Input for this task

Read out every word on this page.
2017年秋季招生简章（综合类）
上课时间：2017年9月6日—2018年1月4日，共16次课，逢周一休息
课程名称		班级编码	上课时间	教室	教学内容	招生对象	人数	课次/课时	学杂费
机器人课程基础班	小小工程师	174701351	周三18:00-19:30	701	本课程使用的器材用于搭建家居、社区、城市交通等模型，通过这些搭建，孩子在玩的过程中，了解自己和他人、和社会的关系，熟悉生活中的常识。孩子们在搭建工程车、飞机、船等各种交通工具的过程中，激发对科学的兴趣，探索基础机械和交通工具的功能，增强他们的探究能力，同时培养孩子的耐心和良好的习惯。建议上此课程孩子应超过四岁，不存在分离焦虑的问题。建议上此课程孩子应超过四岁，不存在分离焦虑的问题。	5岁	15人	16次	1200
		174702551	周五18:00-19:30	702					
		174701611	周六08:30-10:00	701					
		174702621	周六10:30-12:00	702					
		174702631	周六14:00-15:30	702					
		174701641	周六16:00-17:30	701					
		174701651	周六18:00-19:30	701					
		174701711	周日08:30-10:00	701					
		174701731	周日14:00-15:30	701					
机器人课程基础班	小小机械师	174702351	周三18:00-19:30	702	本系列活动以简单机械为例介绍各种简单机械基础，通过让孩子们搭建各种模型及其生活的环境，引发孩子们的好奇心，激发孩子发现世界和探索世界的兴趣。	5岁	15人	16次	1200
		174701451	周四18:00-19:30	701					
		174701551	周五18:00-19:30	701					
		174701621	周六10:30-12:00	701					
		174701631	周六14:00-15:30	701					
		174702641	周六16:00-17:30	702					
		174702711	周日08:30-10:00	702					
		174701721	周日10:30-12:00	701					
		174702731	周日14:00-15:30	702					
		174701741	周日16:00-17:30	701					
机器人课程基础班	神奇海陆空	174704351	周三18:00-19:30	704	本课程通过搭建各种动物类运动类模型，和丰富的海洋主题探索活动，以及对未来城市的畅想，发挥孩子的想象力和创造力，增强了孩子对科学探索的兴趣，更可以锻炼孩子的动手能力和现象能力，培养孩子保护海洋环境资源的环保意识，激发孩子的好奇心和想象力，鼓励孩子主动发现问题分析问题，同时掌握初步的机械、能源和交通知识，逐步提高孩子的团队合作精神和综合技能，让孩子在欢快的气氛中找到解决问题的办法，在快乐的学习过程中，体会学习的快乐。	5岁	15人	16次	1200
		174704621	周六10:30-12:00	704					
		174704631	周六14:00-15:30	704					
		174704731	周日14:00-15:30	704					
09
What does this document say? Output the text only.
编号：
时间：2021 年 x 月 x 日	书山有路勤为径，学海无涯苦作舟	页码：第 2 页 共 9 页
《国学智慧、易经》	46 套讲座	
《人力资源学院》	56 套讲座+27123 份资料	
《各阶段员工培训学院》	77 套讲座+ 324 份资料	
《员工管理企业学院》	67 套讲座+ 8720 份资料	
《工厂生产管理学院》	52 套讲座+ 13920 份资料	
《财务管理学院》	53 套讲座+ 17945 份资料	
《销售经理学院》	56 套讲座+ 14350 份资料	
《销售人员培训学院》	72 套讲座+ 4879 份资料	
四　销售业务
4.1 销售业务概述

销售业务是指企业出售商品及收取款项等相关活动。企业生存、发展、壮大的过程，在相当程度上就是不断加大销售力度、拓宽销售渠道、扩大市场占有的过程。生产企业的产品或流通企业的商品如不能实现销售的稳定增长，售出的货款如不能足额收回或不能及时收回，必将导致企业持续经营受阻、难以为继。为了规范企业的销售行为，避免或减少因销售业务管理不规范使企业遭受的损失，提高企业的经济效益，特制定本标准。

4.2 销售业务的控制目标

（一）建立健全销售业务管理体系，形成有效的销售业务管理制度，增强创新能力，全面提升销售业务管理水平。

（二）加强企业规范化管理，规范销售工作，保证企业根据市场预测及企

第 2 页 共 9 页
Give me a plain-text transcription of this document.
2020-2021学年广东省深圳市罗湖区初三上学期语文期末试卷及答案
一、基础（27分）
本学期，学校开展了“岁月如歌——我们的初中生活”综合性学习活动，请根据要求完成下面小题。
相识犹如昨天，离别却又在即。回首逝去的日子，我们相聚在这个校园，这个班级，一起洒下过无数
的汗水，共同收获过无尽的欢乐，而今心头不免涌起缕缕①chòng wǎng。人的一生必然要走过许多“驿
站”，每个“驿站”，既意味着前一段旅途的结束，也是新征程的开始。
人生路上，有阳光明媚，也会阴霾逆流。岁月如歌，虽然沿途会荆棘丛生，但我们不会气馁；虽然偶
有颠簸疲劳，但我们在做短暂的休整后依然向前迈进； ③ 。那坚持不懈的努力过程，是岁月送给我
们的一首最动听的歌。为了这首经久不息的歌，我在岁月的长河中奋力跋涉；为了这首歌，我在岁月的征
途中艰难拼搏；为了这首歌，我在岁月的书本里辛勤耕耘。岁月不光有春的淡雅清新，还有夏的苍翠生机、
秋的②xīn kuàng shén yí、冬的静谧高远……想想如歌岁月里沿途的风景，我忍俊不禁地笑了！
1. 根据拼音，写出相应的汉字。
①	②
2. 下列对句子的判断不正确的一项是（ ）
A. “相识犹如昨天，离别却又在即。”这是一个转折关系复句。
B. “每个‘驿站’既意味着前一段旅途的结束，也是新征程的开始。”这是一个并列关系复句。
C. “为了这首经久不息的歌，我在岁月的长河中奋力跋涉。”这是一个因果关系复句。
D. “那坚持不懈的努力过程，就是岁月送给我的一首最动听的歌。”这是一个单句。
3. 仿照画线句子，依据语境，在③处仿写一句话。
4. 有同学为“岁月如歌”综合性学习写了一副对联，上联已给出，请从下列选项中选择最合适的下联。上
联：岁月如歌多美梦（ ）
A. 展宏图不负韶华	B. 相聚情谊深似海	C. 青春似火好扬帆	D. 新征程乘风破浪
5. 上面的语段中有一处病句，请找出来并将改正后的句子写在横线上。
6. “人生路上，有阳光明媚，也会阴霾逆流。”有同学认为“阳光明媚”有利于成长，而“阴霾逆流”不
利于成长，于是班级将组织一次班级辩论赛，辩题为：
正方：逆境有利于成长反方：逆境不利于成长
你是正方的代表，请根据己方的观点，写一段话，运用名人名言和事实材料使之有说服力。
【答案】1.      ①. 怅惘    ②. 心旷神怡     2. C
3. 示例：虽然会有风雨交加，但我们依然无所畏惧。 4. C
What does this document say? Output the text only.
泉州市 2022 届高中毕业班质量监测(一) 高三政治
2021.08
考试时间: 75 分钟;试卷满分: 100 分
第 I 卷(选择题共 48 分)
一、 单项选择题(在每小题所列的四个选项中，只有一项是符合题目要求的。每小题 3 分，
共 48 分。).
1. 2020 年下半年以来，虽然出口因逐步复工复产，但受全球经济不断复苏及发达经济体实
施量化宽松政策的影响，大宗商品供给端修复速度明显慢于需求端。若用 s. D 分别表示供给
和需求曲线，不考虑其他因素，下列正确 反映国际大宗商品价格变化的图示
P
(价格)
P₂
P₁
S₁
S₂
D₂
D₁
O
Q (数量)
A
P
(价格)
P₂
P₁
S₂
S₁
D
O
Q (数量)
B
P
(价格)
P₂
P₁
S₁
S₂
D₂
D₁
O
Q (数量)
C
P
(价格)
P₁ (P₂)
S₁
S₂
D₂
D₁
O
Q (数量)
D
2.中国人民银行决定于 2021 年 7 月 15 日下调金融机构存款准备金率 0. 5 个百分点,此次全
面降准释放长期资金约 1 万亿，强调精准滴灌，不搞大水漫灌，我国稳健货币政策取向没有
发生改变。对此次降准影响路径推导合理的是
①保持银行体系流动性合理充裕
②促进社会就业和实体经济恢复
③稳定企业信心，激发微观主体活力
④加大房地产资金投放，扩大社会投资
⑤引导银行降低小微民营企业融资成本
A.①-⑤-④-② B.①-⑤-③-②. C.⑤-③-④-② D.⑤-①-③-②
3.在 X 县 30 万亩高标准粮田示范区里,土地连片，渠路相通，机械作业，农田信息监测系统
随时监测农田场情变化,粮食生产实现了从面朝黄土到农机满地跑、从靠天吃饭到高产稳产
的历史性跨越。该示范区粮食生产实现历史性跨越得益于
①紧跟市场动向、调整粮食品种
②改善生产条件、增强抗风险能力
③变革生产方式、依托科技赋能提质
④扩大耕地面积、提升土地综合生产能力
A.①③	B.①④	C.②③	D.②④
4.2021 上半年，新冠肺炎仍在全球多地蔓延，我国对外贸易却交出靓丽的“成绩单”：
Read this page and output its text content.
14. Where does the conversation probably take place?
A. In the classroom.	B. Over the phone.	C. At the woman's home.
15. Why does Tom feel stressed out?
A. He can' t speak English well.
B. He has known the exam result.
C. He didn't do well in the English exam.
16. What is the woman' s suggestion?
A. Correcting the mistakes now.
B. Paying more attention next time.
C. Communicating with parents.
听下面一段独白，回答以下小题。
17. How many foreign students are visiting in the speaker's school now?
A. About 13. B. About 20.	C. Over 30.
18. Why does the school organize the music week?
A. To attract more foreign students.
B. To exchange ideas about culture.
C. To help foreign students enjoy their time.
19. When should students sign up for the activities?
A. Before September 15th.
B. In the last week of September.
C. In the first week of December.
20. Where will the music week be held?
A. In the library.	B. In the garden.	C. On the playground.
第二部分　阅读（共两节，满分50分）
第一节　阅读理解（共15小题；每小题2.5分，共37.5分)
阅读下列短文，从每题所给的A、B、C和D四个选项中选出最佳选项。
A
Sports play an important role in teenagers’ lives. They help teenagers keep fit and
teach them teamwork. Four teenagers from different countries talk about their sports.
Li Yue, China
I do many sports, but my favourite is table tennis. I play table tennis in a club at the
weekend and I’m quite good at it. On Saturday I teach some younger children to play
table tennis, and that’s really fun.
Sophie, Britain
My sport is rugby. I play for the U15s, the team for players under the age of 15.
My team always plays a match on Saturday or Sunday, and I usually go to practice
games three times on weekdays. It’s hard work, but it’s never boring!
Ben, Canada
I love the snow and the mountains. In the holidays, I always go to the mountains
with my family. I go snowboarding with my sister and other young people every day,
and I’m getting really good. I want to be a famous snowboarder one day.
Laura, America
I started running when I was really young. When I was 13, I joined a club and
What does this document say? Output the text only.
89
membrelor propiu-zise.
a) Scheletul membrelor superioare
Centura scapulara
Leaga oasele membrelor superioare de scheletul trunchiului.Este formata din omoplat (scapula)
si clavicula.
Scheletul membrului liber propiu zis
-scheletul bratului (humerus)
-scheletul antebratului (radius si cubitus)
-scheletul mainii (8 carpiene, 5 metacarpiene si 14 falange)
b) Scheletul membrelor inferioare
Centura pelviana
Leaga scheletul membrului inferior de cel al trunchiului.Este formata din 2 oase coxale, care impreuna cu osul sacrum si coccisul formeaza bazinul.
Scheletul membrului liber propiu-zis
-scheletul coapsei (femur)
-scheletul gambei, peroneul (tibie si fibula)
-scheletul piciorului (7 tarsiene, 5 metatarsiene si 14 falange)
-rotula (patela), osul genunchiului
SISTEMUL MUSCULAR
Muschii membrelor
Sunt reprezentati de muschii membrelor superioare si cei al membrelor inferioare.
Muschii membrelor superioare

Aim
Select all lines with the word "liber" from the entries above.

Reply
Scheletul membrului liber propiu zis
Scheletul membrului liber propiu-zis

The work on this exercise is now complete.